- [Your instructions]: Make an exact copy of the entries, and keep any pictures out of it.

[Figure record listings]
##############################

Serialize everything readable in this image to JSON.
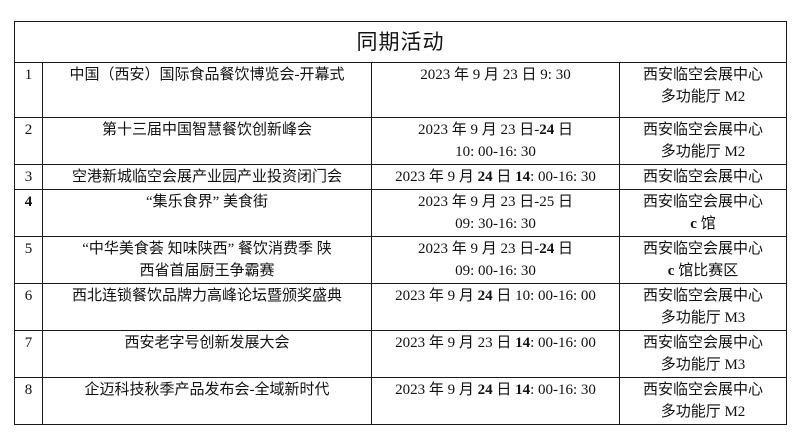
{
  "colors": {
    "background": "#ffffff",
    "border": "#1a1a1a",
    "text": "#111111"
  },
  "table": {
    "title": "同期活动",
    "rows": [
      {
        "num": "1",
        "name": [
          "中国（西安）国际食品餐饮博览会-开幕式"
        ],
        "datetime": [
          "2023 年 9 月 23 日 9: 30"
        ],
        "venue": [
          "西安临空会展中心",
          "多功能厅 M2"
        ]
      },
      {
        "num": "2",
        "name": [
          "第十三届中国智慧餐饮创新峰会"
        ],
        "datetime": [
          "2023 年 9 月 23 日-**24** 日",
          "10: 00-16: 30"
        ],
        "venue": [
          "西安临空会展中心",
          "多功能厅 M2"
        ]
      },
      {
        "num": "3",
        "name": [
          "空港新城临空会展产业园产业投资闭门会"
        ],
        "datetime": [
          "2023 年 9 月 **24** 日 **14**: 00-16: 30"
        ],
        "venue": [
          "西安临空会展中心"
        ]
      },
      {
        "num": "**4**",
        "name": [
          "“集乐食界” 美食街"
        ],
        "datetime": [
          "2023 年 9 月 23 日-25 日",
          "09: 30-16: 30"
        ],
        "venue": [
          "西安临空会展中心",
          "**c** 馆"
        ]
      },
      {
        "num": "5",
        "name": [
          "“中华美食荟 知味陕西” 餐饮消费季 陕",
          "西省首届厨王争霸赛"
        ],
        "datetime": [
          "2023 年 9 月 23 日-**24** 日",
          "09: 00-16: 30"
        ],
        "venue": [
          "西安临空会展中心",
          "**c** 馆比赛区"
        ]
      },
      {
        "num": "6",
        "name": [
          "西北连锁餐饮品牌力高峰论坛暨颁奖盛典"
        ],
        "datetime": [
          "2023 年 9 月 **24** 日 10: 00-16: 00"
        ],
        "venue": [
          "西安临空会展中心",
          "多功能厅 M3"
        ]
      },
      {
        "num": "7",
        "name": [
          "西安老字号创新发展大会"
        ],
        "datetime": [
          "2023 年 9 月 23 日 **14**: 00-16: 00"
        ],
        "venue": [
          "西安临空会展中心",
          "多功能厅 M3"
        ]
      },
      {
        "num": "8",
        "name": [
          "企迈科技秋季产品发布会-全域新时代"
        ],
        "datetime": [
          "2023 年 9 月 **24** 日 **14**: 00-16: 30"
        ],
        "venue": [
          "西安临空会展中心",
          "多功能厅 M2"
        ]
      }
    ]
  }
}
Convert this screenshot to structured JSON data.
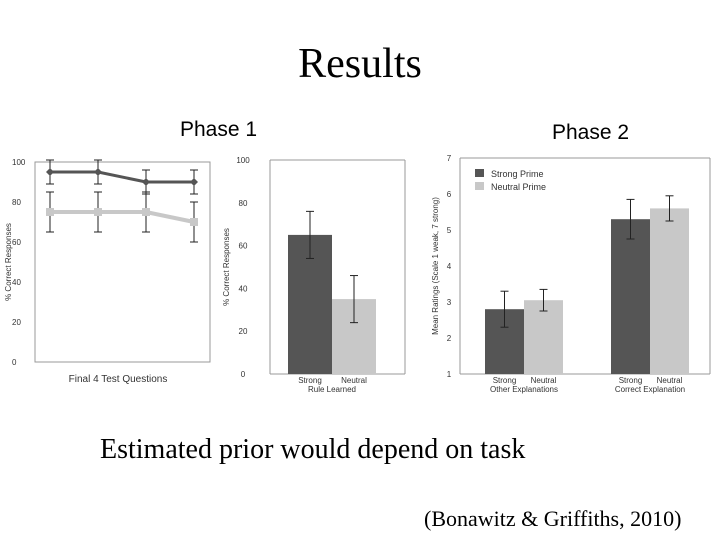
{
  "slide": {
    "title": "Results",
    "phase1_label": "Phase 1",
    "phase2_label": "Phase 2",
    "subtitle": "Estimated prior would depend on task",
    "citation": "(Bonawitz & Griffiths, 2010)"
  },
  "colors": {
    "dark": "#555555",
    "light": "#c8c8c8",
    "axis": "#999999"
  },
  "chart_data": [
    {
      "id": "phase1-line",
      "type": "line",
      "title": "",
      "xlabel": "Final 4 Test Questions",
      "ylabel": "% Correct Responses",
      "ylim": [
        0,
        100
      ],
      "yticks": [
        "0",
        "20",
        "40",
        "60",
        "80",
        "100"
      ],
      "x": [
        1,
        2,
        3,
        4
      ],
      "series": [
        {
          "name": "dark",
          "values": [
            95,
            95,
            90,
            90
          ],
          "error": [
            6,
            6,
            6,
            6
          ]
        },
        {
          "name": "light",
          "values": [
            75,
            75,
            75,
            70
          ],
          "error": [
            10,
            10,
            10,
            10
          ]
        }
      ]
    },
    {
      "id": "phase1-bar",
      "type": "bar",
      "xlabel": "Rule Learned",
      "ylabel": "% Correct Responses",
      "ylim": [
        0,
        100
      ],
      "yticks": [
        "0",
        "20",
        "40",
        "60",
        "80",
        "100"
      ],
      "categories": [
        "Strong",
        "Neutral"
      ],
      "values": [
        65,
        35
      ],
      "error": [
        11,
        11
      ]
    },
    {
      "id": "phase2-bar",
      "type": "bar",
      "ylabel": "Mean Ratings (Scale 1 weak, 7 strong)",
      "ylim": [
        1,
        7
      ],
      "yticks": [
        "1",
        "2",
        "3",
        "4",
        "5",
        "6",
        "7"
      ],
      "legend": [
        "Strong Prime",
        "Neutral Prime"
      ],
      "legend_position": "top-left",
      "groups": [
        {
          "labels": [
            "Strong",
            "Neutral"
          ],
          "caption": "Other Explanations"
        },
        {
          "labels": [
            "Strong",
            "Neutral"
          ],
          "caption": "Correct Explanation"
        }
      ],
      "series": [
        {
          "name": "Strong Prime",
          "values": [
            2.8,
            5.3
          ],
          "error": [
            0.5,
            0.55
          ]
        },
        {
          "name": "Neutral Prime",
          "values": [
            3.05,
            5.6
          ],
          "error": [
            0.3,
            0.35
          ]
        }
      ]
    }
  ]
}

##############################

- [Response to the exercise]:
Serialize everything readable in this image to JSON.
{
  "colors": {
    "background": "#ffffff",
    "border": "#1a1a1a",
    "text": "#111111"
  },
  "table": {
    "title": "同期活动",
    "rows": [
      {
        "num": "1",
        "name": [
          "中国（西安）国际食品餐饮博览会-开幕式"
        ],
        "datetime": [
          "2023 年 9 月 23 日 9: 30"
        ],
        "venue": [
          "西安临空会展中心",
          "多功能厅 M2"
        ]
      },
      {
        "num": "2",
        "name": [
          "第十三届中国智慧餐饮创新峰会"
        ],
        "datetime": [
          "2023 年 9 月 23 日-**24** 日",
          "10: 00-16: 30"
        ],
        "venue": [
          "西安临空会展中心",
          "多功能厅 M2"
        ]
      },
      {
        "num": "3",
        "name": [
          "空港新城临空会展产业园产业投资闭门会"
        ],
        "datetime": [
          "2023 年 9 月 **24** 日 **14**: 00-16: 30"
        ],
        "venue": [
          "西安临空会展中心"
        ]
      },
      {
        "num": "**4**",
        "name": [
          "“集乐食界” 美食街"
        ],
        "datetime": [
          "2023 年 9 月 23 日-25 日",
          "09: 30-16: 30"
        ],
        "venue": [
          "西安临空会展中心",
          "**c** 馆"
        ]
      },
      {
        "num": "5",
        "name": [
          "“中华美食荟 知味陕西” 餐饮消费季 陕",
          "西省首届厨王争霸赛"
        ],
        "datetime": [
          "2023 年 9 月 23 日-**24** 日",
          "09: 00-16: 30"
        ],
        "venue": [
          "西安临空会展中心",
          "**c** 馆比赛区"
        ]
      },
      {
        "num": "6",
        "name": [
          "西北连锁餐饮品牌力高峰论坛暨颁奖盛典"
        ],
        "datetime": [
          "2023 年 9 月 **24** 日 10: 00-16: 00"
        ],
        "venue": [
          "西安临空会展中心",
          "多功能厅 M3"
        ]
      },
      {
        "num": "7",
        "name": [
          "西安老字号创新发展大会"
        ],
        "datetime": [
          "2023 年 9 月 23 日 **14**: 00-16: 00"
        ],
        "venue": [
          "西安临空会展中心",
          "多功能厅 M3"
        ]
      },
      {
        "num": "8",
        "name": [
          "企迈科技秋季产品发布会-全域新时代"
        ],
        "datetime": [
          "2023 年 9 月 **24** 日 **14**: 00-16: 30"
        ],
        "venue": [
          "西安临空会展中心",
          "多功能厅 M2"
        ]
      }
    ]
  }
}
Convert this screenshot to structured JSON data.
{
  "slide": {
    "title": "Results",
    "phase1_label": "Phase 1",
    "phase2_label": "Phase 2",
    "subtitle": "Estimated prior would depend on task",
    "citation": "(Bonawitz & Griffiths, 2010)"
  },
  "colors": {
    "dark": "#555555",
    "light": "#c8c8c8",
    "axis": "#999999"
  },
  "chart_data": [
    {
      "id": "phase1-line",
      "type": "line",
      "title": "",
      "xlabel": "Final 4 Test Questions",
      "ylabel": "% Correct Responses",
      "ylim": [
        0,
        100
      ],
      "yticks": [
        "0",
        "20",
        "40",
        "60",
        "80",
        "100"
      ],
      "x": [
        1,
        2,
        3,
        4
      ],
      "series": [
        {
          "name": "dark",
          "values": [
            95,
            95,
            90,
            90
          ],
          "error": [
            6,
            6,
            6,
            6
          ]
        },
        {
          "name": "light",
          "values": [
            75,
            75,
            75,
            70
          ],
          "error": [
            10,
            10,
            10,
            10
          ]
        }
      ]
    },
    {
      "id": "phase1-bar",
      "type": "bar",
      "xlabel": "Rule Learned",
      "ylabel": "% Correct Responses",
      "ylim": [
        0,
        100
      ],
      "yticks": [
        "0",
        "20",
        "40",
        "60",
        "80",
        "100"
      ],
      "categories": [
        "Strong",
        "Neutral"
      ],
      "values": [
        65,
        35
      ],
      "error": [
        11,
        11
      ]
    },
    {
      "id": "phase2-bar",
      "type": "bar",
      "ylabel": "Mean Ratings (Scale 1 weak, 7 strong)",
      "ylim": [
        1,
        7
      ],
      "yticks": [
        "1",
        "2",
        "3",
        "4",
        "5",
        "6",
        "7"
      ],
      "legend": [
        "Strong Prime",
        "Neutral Prime"
      ],
      "legend_position": "top-left",
      "groups": [
        {
          "labels": [
            "Strong",
            "Neutral"
          ],
          "caption": "Other Explanations"
        },
        {
          "labels": [
            "Strong",
            "Neutral"
          ],
          "caption": "Correct Explanation"
        }
      ],
      "series": [
        {
          "name": "Strong Prime",
          "values": [
            2.8,
            5.3
          ],
          "error": [
            0.5,
            0.55
          ]
        },
        {
          "name": "Neutral Prime",
          "values": [
            3.05,
            5.6
          ],
          "error": [
            0.3,
            0.35
          ]
        }
      ]
    }
  ]
}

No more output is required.